» **Task objective**: Copy every line of the records below where the word "Read" occurs.
## begin Exercise materials
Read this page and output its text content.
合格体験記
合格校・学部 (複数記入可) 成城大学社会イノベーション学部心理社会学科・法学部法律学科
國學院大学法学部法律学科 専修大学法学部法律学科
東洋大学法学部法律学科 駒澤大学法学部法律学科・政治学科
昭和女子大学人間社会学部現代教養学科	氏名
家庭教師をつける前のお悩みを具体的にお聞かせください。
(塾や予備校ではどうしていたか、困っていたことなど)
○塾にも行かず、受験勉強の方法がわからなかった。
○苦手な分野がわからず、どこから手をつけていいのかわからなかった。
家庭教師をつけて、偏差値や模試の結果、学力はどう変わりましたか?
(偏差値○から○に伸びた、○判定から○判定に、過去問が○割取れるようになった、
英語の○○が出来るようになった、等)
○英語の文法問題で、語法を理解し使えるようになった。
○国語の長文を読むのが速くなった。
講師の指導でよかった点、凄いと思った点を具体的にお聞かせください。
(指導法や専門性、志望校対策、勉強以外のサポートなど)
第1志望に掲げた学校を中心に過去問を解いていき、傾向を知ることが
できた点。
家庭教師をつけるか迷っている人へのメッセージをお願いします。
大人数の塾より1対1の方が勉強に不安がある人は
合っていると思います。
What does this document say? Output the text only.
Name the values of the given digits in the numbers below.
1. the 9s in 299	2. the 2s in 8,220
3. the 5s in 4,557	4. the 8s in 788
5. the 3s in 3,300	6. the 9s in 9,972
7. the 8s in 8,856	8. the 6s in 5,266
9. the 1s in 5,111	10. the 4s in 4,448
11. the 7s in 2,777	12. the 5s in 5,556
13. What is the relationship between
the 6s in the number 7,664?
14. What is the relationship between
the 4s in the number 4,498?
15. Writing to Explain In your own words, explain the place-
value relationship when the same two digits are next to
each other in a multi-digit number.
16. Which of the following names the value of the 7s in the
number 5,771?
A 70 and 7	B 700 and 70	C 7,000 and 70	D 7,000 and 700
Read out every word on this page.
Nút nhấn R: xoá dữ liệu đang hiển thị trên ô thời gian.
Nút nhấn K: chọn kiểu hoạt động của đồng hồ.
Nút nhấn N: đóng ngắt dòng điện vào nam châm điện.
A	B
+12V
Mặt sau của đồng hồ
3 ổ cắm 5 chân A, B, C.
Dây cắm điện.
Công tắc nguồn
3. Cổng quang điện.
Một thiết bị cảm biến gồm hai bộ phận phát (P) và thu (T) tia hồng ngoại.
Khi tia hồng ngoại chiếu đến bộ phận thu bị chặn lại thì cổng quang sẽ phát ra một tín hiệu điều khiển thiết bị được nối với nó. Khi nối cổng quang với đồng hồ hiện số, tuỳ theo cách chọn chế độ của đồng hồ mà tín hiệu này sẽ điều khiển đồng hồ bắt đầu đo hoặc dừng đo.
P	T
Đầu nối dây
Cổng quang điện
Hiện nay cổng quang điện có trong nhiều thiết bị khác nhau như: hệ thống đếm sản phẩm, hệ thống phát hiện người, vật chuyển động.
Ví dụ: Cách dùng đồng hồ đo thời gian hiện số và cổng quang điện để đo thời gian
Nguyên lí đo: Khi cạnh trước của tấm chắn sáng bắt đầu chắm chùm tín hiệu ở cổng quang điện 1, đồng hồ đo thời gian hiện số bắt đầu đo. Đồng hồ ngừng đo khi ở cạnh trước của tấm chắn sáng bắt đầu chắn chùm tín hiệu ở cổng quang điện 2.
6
## end Exercise materials
» **Reply to the exercise**:
Read this page and output its text content.
Read out every word on this page.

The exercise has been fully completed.